(Structured figure records)
◆ ◆ ◆ ◆
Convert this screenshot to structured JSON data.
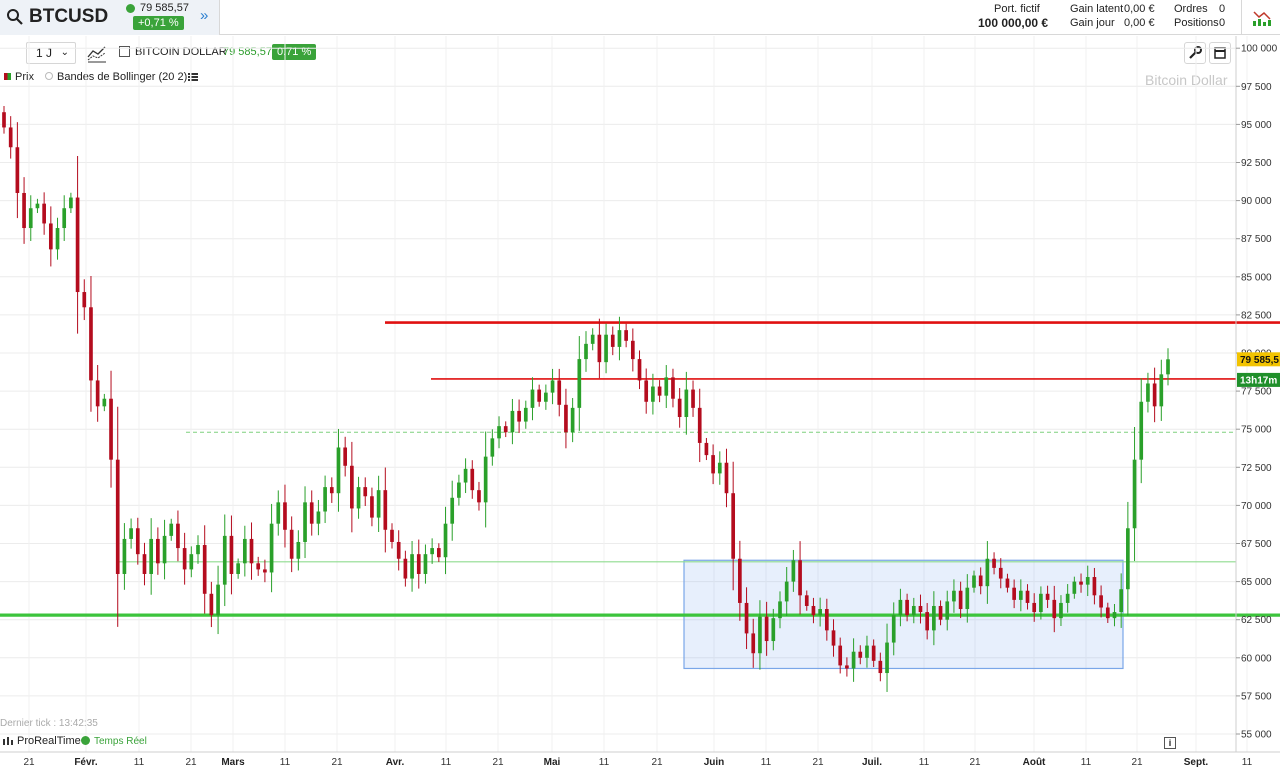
{
  "header": {
    "symbol": "BTCUSD",
    "quote_price": "79 585,57",
    "quote_change": "+0,71 %",
    "portfolio_label": "Port. fictif",
    "portfolio_value": "100 000,00 €",
    "unrealized_label": "Gain latent",
    "unrealized_value": "0,00 €",
    "daily_label": "Gain jour",
    "daily_value": "0,00 €",
    "orders_label": "Ordres",
    "orders_value": "0",
    "positions_label": "Positions",
    "positions_value": "0"
  },
  "toolbar": {
    "timeframe": "1 J",
    "instrument_name": "BITCOIN DOLLAR",
    "instrument_price": "79 585,57",
    "instrument_change": "0.71 %"
  },
  "legend": {
    "price": "Prix",
    "bollinger": "Bandes de Bollinger (20 2)"
  },
  "watermark": "Bitcoin Dollar",
  "footer": {
    "last_tick": "Dernier tick : 13:42:35",
    "provider": "ProRealTime",
    "realtime": "Temps Réel"
  },
  "colors": {
    "up": "#2aa02a",
    "down": "#b40c1e",
    "resistance": "#e01010",
    "support": "#3cc43c",
    "range_box": "#7aa6e8"
  },
  "chart_data": {
    "type": "candlestick",
    "y_ticks": [
      "100 000",
      "97 500",
      "95 000",
      "92 500",
      "90 000",
      "87 500",
      "85 000",
      "82 500",
      "80 000",
      "77 500",
      "75 000",
      "72 500",
      "70 000",
      "67 500",
      "65 000",
      "62 500",
      "60 000",
      "57 500",
      "55 000"
    ],
    "ylim": [
      55000,
      100000
    ],
    "x_ticks": [
      {
        "label": "21",
        "bold": false
      },
      {
        "label": "Févr.",
        "bold": true
      },
      {
        "label": "11",
        "bold": false
      },
      {
        "label": "21",
        "bold": false
      },
      {
        "label": "Mars",
        "bold": true
      },
      {
        "label": "11",
        "bold": false
      },
      {
        "label": "21",
        "bold": false
      },
      {
        "label": "Avr.",
        "bold": true
      },
      {
        "label": "11",
        "bold": false
      },
      {
        "label": "21",
        "bold": false
      },
      {
        "label": "Mai",
        "bold": true
      },
      {
        "label": "11",
        "bold": false
      },
      {
        "label": "21",
        "bold": false
      },
      {
        "label": "Juin",
        "bold": true
      },
      {
        "label": "11",
        "bold": false
      },
      {
        "label": "21",
        "bold": false
      },
      {
        "label": "Juil.",
        "bold": true
      },
      {
        "label": "11",
        "bold": false
      },
      {
        "label": "21",
        "bold": false
      },
      {
        "label": "Août",
        "bold": true
      },
      {
        "label": "11",
        "bold": false
      },
      {
        "label": "21",
        "bold": false
      },
      {
        "label": "Sept.",
        "bold": true
      },
      {
        "label": "11",
        "bold": false
      }
    ],
    "current_price_tag": "79 585,5",
    "countdown_tag": "13h17m",
    "closes": [
      94800,
      93500,
      90500,
      88200,
      89500,
      89800,
      88500,
      86800,
      88200,
      89500,
      90200,
      84000,
      83000,
      78200,
      76500,
      77000,
      73000,
      65500,
      67800,
      68500,
      66800,
      65500,
      67800,
      66200,
      68000,
      68800,
      67200,
      65800,
      66800,
      67400,
      64200,
      62800,
      64800,
      68000,
      65500,
      66200,
      67800,
      66200,
      65800,
      65600,
      68800,
      70200,
      68400,
      66500,
      67600,
      70200,
      68800,
      69600,
      71200,
      70800,
      73800,
      72600,
      69800,
      71200,
      70600,
      69200,
      71000,
      68400,
      67600,
      66500,
      65200,
      66800,
      65500,
      66800,
      67200,
      66600,
      68800,
      70500,
      71500,
      72400,
      71000,
      70200,
      73200,
      74400,
      75200,
      74800,
      76200,
      75500,
      76400,
      77600,
      76800,
      77400,
      78200,
      76600,
      74800,
      76400,
      79600,
      80600,
      81200,
      79400,
      81200,
      80400,
      81500,
      80800,
      79600,
      78200,
      76800,
      77800,
      77200,
      78400,
      77000,
      75800,
      77600,
      76400,
      74100,
      73300,
      72100,
      72800,
      70800,
      66500,
      63600,
      61600,
      60300,
      62700,
      61100,
      62600,
      63700,
      65000,
      66400,
      64100,
      63400,
      62800,
      63200,
      61800,
      60800,
      59500,
      59300,
      60400,
      60000,
      60800,
      59800,
      59000,
      61000,
      62800,
      63800,
      62800,
      63400,
      63000,
      61800,
      63400,
      62500,
      63700,
      64400,
      63200,
      64600,
      65400,
      64700,
      66500,
      65900,
      65200,
      64600,
      63800,
      64400,
      63600,
      63000,
      64200,
      63800,
      62600,
      63600,
      64200,
      65000,
      64800,
      65300,
      64100,
      63300,
      62600,
      63000,
      64500,
      68500,
      73000,
      76800,
      78000,
      76500,
      78600,
      79586
    ],
    "resistance_levels": [
      82000,
      78300
    ],
    "support_levels": [
      62800,
      66300
    ],
    "dashed_level": 74800,
    "range_box": {
      "y_top": 66400,
      "y_bottom": 59300
    }
  }
}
◆ ◆ ◆ ◆
* **Exercise details**
Give back only a number, the number of lines where the string "Gain" occurs.

* **Answer to this task**
2